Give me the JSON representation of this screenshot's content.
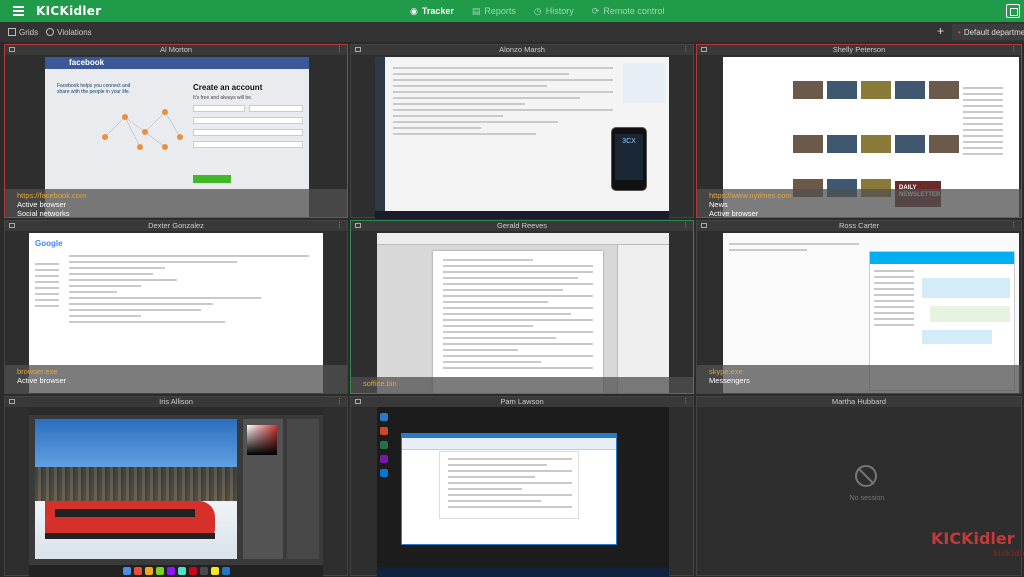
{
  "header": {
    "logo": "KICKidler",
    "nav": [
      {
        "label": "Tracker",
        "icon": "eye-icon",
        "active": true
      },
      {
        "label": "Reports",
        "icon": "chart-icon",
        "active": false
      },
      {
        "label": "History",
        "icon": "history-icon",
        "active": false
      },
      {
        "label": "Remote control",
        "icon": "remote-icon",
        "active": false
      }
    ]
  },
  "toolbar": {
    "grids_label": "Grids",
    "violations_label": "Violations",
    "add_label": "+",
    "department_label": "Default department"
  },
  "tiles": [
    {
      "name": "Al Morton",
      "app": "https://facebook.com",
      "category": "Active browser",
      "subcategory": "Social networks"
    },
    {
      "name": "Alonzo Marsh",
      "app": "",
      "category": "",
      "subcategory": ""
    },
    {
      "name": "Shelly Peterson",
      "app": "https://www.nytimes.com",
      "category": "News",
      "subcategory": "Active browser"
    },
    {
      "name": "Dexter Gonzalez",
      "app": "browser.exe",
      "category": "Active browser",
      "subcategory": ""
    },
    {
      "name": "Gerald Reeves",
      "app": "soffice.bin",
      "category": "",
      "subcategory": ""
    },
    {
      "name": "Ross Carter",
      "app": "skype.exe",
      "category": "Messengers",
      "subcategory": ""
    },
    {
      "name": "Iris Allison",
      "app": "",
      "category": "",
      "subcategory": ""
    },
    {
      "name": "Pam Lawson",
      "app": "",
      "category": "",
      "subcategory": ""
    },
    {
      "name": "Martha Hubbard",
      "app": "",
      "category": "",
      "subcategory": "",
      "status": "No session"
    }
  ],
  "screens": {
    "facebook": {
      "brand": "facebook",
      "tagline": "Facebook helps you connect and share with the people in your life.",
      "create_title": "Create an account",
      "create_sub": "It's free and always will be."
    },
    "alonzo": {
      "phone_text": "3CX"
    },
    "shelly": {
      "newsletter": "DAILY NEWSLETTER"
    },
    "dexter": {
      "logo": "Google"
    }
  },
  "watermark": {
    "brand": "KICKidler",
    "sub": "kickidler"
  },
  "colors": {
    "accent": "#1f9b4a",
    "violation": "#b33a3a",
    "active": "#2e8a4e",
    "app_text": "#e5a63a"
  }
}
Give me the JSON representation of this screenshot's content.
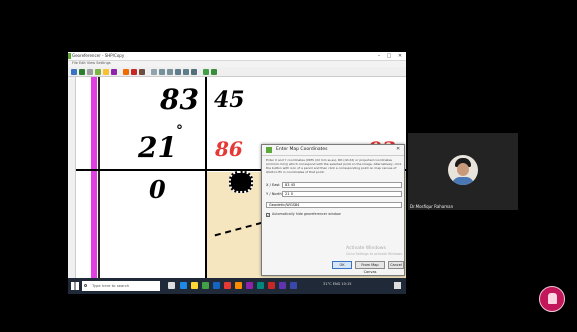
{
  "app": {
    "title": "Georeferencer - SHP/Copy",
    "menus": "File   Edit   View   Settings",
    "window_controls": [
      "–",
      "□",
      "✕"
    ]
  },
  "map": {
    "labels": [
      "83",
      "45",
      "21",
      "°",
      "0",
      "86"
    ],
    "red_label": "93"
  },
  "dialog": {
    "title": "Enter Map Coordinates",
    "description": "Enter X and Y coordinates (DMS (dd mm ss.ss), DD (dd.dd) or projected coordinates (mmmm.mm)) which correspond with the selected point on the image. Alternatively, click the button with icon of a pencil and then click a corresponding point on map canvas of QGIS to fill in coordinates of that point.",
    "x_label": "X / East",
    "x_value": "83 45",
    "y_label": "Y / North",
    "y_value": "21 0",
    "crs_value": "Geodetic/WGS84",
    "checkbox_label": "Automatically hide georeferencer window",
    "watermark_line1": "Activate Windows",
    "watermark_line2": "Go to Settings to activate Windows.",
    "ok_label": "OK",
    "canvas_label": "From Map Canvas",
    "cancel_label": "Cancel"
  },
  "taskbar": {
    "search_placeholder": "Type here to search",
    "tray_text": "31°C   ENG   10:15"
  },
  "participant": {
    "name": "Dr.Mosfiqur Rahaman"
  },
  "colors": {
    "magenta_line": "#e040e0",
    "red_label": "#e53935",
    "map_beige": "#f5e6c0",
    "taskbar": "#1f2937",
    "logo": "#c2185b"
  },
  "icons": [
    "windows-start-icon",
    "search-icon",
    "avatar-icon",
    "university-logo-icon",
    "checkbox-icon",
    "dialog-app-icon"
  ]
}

- _What this task involves_
Transcribe every entry above exactly. Omit all pictures.

- _Answer to the problem_
Give me the JSON representation of this screenshot's content.
{
  "header": {
    "logo": "KICKidler",
    "nav": [
      {
        "label": "Tracker",
        "icon": "eye-icon",
        "active": true
      },
      {
        "label": "Reports",
        "icon": "chart-icon",
        "active": false
      },
      {
        "label": "History",
        "icon": "history-icon",
        "active": false
      },
      {
        "label": "Remote control",
        "icon": "remote-icon",
        "active": false
      }
    ]
  },
  "toolbar": {
    "grids_label": "Grids",
    "violations_label": "Violations",
    "add_label": "+",
    "department_label": "Default department"
  },
  "tiles": [
    {
      "name": "Al Morton",
      "app": "https://facebook.com",
      "category": "Active browser",
      "subcategory": "Social networks"
    },
    {
      "name": "Alonzo Marsh",
      "app": "",
      "category": "",
      "subcategory": ""
    },
    {
      "name": "Shelly Peterson",
      "app": "https://www.nytimes.com",
      "category": "News",
      "subcategory": "Active browser"
    },
    {
      "name": "Dexter Gonzalez",
      "app": "browser.exe",
      "category": "Active browser",
      "subcategory": ""
    },
    {
      "name": "Gerald Reeves",
      "app": "soffice.bin",
      "category": "",
      "subcategory": ""
    },
    {
      "name": "Ross Carter",
      "app": "skype.exe",
      "category": "Messengers",
      "subcategory": ""
    },
    {
      "name": "Iris Allison",
      "app": "",
      "category": "",
      "subcategory": ""
    },
    {
      "name": "Pam Lawson",
      "app": "",
      "category": "",
      "subcategory": ""
    },
    {
      "name": "Martha Hubbard",
      "app": "",
      "category": "",
      "subcategory": "",
      "status": "No session"
    }
  ],
  "screens": {
    "facebook": {
      "brand": "facebook",
      "tagline": "Facebook helps you connect and share with the people in your life.",
      "create_title": "Create an account",
      "create_sub": "It's free and always will be."
    },
    "alonzo": {
      "phone_text": "3CX"
    },
    "shelly": {
      "newsletter": "DAILY NEWSLETTER"
    },
    "dexter": {
      "logo": "Google"
    }
  },
  "watermark": {
    "brand": "KICKidler",
    "sub": "kickidler"
  },
  "colors": {
    "accent": "#1f9b4a",
    "violation": "#b33a3a",
    "active": "#2e8a4e",
    "app_text": "#e5a63a"
  }
}
Give me the JSON representation of this screenshot's content.
{
  "app": {
    "title": "Georeferencer - SHP/Copy",
    "menus": "File   Edit   View   Settings",
    "window_controls": [
      "–",
      "□",
      "✕"
    ]
  },
  "map": {
    "labels": [
      "83",
      "45",
      "21",
      "°",
      "0",
      "86"
    ],
    "red_label": "93"
  },
  "dialog": {
    "title": "Enter Map Coordinates",
    "description": "Enter X and Y coordinates (DMS (dd mm ss.ss), DD (dd.dd) or projected coordinates (mmmm.mm)) which correspond with the selected point on the image. Alternatively, click the button with icon of a pencil and then click a corresponding point on map canvas of QGIS to fill in coordinates of that point.",
    "x_label": "X / East",
    "x_value": "83 45",
    "y_label": "Y / North",
    "y_value": "21 0",
    "crs_value": "Geodetic/WGS84",
    "checkbox_label": "Automatically hide georeferencer window",
    "watermark_line1": "Activate Windows",
    "watermark_line2": "Go to Settings to activate Windows.",
    "ok_label": "OK",
    "canvas_label": "From Map Canvas",
    "cancel_label": "Cancel"
  },
  "taskbar": {
    "search_placeholder": "Type here to search",
    "tray_text": "31°C   ENG   10:15"
  },
  "participant": {
    "name": "Dr.Mosfiqur Rahaman"
  },
  "colors": {
    "magenta_line": "#e040e0",
    "red_label": "#e53935",
    "map_beige": "#f5e6c0",
    "taskbar": "#1f2937",
    "logo": "#c2185b"
  },
  "icons": [
    "windows-start-icon",
    "search-icon",
    "avatar-icon",
    "university-logo-icon",
    "checkbox-icon",
    "dialog-app-icon"
  ]
}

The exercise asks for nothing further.